Gestellte Aufgabe a =
Beantworte zum Forenausschnitt über den Bachlauf diese Fragen:
(i) Mit welchem Material ließe sich laut dem mit „Mandy“ unterschriebenen Beitrag der bisherige Bachlauf noch retten?
(ii) Wofür kann man die Flüssig-Gummierung laut Nori auch verwenden?
(iii) Was würde Nori anstelle des Bachlaufs erwägen, falls alles rausgerissen wird?
#### Textausschnitt ####
Eine möglichkeit gibt es noch den bisherigen bachlauf zu retten. Und das wäre gfk. Eine schicht drüber und gut ist.
.
Tja,geiz ist nicht immer geil (wir müssen alle gucken um mit dem geld klar zu kommen. Im notfall eben monate/jahre lang sparen). In diesem fall echt bescheiden. 
.
Sehr schöne gesamtanlage.
.
Mandy


----------



## Nori (8. Feb. 2013)

*AW: Probleme mit meinem Bach*

Wie sieht es mit dieser Flüssig-Gummierung aus, die man auch für die Filterschächte verwenden kann?

Gruß Nori (ist nat dann wieder ganz schwarz!)

Btw: Wenn du aber alles rausreissen willst, würde ich mir eher ne Teichvergrößerung anstelle dieses Bachlaufs überlegen - der Platz würde sich ja dazu anbieten!


----------



## kraeutergarten (8. Feb. 2013)
#### Auflistung ####
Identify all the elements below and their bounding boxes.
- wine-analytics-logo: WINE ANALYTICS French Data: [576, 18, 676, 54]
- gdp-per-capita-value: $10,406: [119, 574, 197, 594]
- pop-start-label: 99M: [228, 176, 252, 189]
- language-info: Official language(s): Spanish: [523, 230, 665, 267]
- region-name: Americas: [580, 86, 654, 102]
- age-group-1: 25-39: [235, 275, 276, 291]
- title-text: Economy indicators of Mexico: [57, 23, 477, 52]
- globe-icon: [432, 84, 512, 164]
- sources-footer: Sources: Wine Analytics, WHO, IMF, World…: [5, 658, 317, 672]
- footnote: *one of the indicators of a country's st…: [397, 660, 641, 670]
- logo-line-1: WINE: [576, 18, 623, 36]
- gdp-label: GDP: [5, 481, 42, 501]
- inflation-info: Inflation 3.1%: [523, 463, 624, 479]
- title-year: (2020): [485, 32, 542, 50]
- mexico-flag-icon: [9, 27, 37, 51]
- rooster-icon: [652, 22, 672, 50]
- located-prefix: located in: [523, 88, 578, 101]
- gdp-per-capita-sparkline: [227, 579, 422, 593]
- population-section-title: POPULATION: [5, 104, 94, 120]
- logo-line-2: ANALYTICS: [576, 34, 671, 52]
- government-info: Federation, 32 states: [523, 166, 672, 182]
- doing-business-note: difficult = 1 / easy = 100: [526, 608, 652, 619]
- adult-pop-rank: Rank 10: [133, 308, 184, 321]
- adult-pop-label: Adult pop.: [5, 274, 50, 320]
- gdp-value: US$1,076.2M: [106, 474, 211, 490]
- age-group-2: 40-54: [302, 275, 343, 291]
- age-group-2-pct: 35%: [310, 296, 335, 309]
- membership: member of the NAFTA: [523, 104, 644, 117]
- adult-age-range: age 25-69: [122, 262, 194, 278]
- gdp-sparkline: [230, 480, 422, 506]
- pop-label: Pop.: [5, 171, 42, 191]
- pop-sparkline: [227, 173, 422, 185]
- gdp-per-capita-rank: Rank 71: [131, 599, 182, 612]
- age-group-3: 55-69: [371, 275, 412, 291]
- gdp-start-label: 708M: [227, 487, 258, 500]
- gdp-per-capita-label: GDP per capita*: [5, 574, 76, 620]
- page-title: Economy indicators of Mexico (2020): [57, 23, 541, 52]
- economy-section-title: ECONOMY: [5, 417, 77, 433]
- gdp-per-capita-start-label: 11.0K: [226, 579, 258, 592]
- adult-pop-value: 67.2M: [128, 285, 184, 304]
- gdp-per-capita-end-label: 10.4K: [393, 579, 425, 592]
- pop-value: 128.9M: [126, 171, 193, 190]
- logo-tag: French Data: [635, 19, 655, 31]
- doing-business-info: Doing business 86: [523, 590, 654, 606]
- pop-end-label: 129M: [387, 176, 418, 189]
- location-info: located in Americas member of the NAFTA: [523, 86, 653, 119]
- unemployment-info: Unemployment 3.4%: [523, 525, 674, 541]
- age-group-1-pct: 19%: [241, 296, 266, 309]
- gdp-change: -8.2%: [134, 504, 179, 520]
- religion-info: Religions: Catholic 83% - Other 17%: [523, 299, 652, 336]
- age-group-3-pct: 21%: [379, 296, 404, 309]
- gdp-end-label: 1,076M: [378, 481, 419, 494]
####
Gestellte Aufgabe b =
Gib die Zeilen der Auflistung wortgetreu aus, beginnend mit ihrer ersten Zeile und endend mit der Zeile, die „- pop-start-label: 99M: [228, 176, 252, 189]“ enthält, beide eingeschlossen.

Schriftliche Antwort a =
(i) Mit GFK, eine Schicht darüber.
(ii) Für die Filterschächte.
(iii) Eine Teichvergrößerung.

Schriftliche Antwort b =
Identify all the elements below and their bounding boxes.
- wine-analytics-logo: WINE ANALYTICS French Data: [576, 18, 676, 54]
- gdp-per-capita-value: $10,406: [119, 574, 197, 594]
- pop-start-label: 99M: [228, 176, 252, 189]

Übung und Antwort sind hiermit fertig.